━━ Provided records

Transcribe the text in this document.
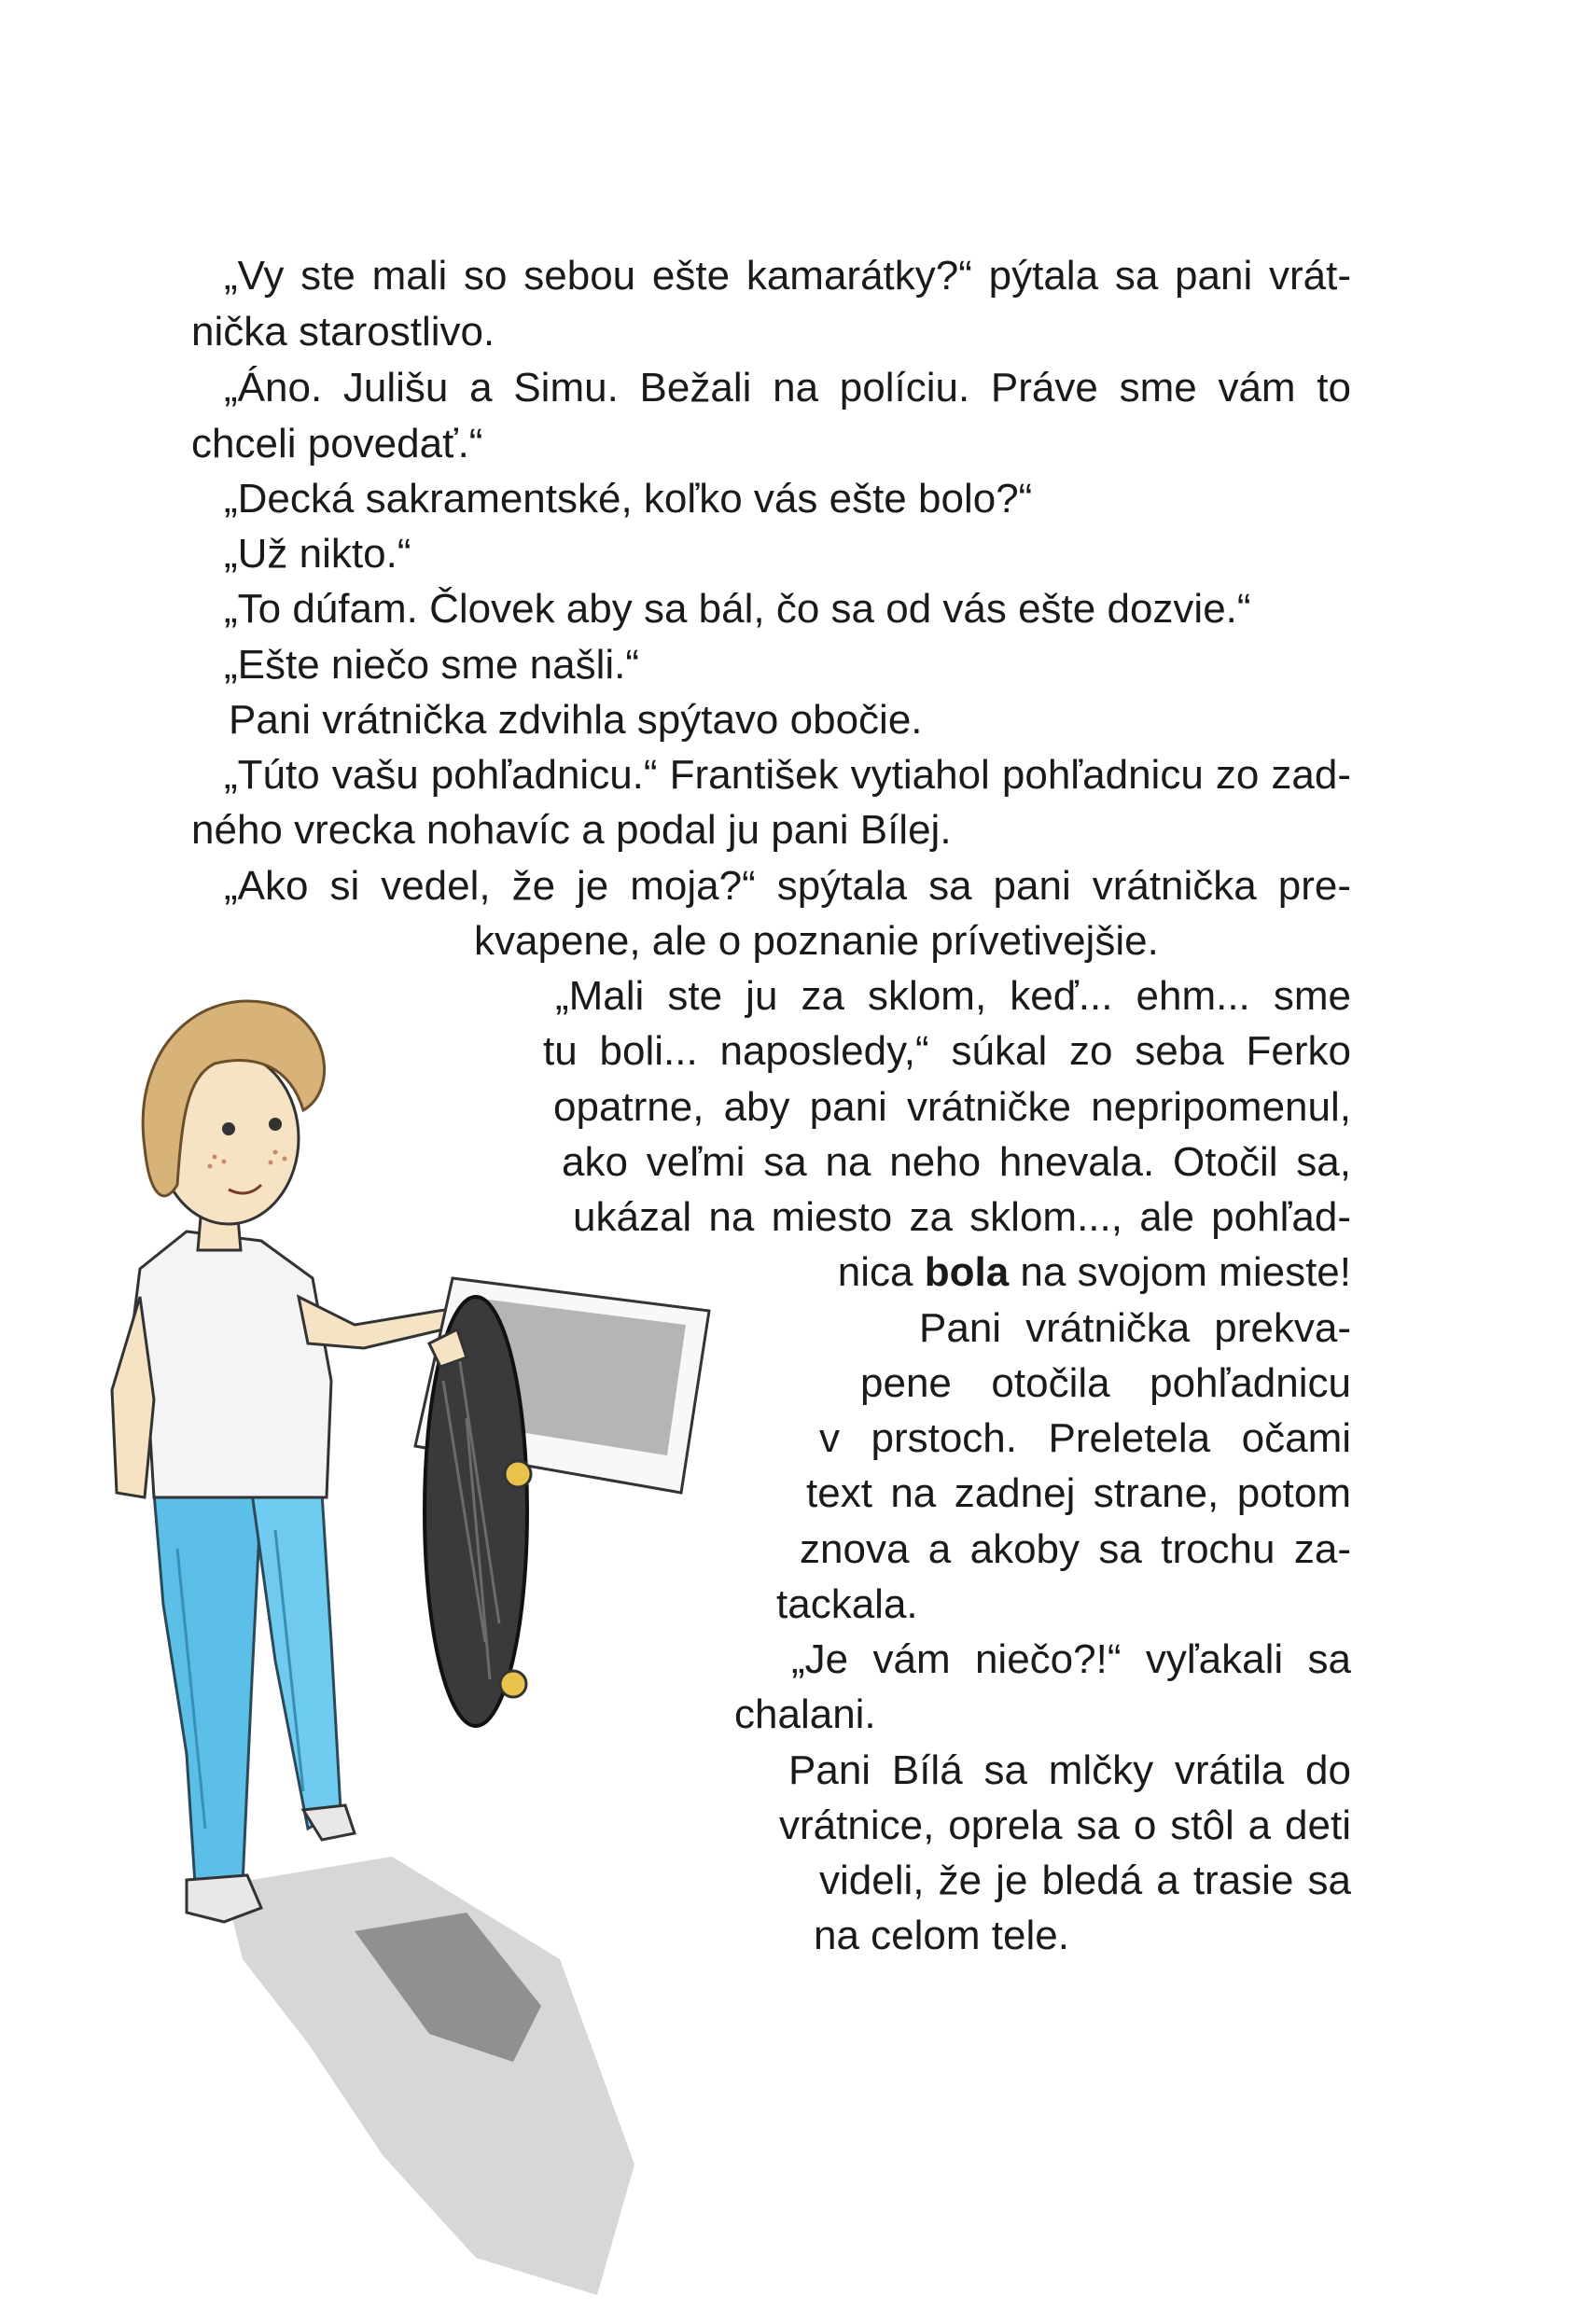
„Vy ste mali so sebou ešte kamarátky?“ pýtala sa pani vrát-
nička starostlivo.
„Áno. Julišu a Simu. Bežali na políciu. Práve sme vám to
chceli povedať.“
„Decká sakramentské, koľko vás ešte bolo?“
„Už nikto.“
„To dúfam. Človek aby sa bál, čo sa od vás ešte dozvie.“
„Ešte niečo sme našli.“
Pani vrátnička zdvihla spýtavo obočie.
„Túto vašu pohľadnicu.“ František vytiahol pohľadnicu zo zad-
ného vrecka nohavíc a podal ju pani Bílej.
„Ako si vedel, že je moja?“ spýtala sa pani vrátnička pre-
kvapene, ale o poznanie prívetivejšie.
„Mali ste ju za sklom, keď... ehm... sme
tu boli... naposledy,“ súkal zo seba Ferko
opatrne, aby pani vrátničke nepripomenul,
ako veľmi sa na neho hnevala. Otočil sa,
ukázal na miesto za sklom..., ale pohľad-
nica bola na svojom mieste!
Pani vrátnička prekva-
pene otočila pohľadnicu
v prstoch. Preletela očami
text na zadnej strane, potom
znova a akoby sa trochu za-
tackala.
„Je vám niečo?!“ vyľakali sa
chalani.
Pani Bílá sa mlčky vrátila do
vrátnice, oprela sa o stôl a deti
videli, že je bledá a trasie sa
na celom tele.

━━━━

> _Problem_:
Filter the records, keeping only lines that contain "vrátnička", and show those lines.

> _Task result_:
Pani vrátnička zdvihla spýtavo obočie.
„Ako si vedel, že je moja?“ spýtala sa pani vrátnička pre-
Pani vrátnička prekva-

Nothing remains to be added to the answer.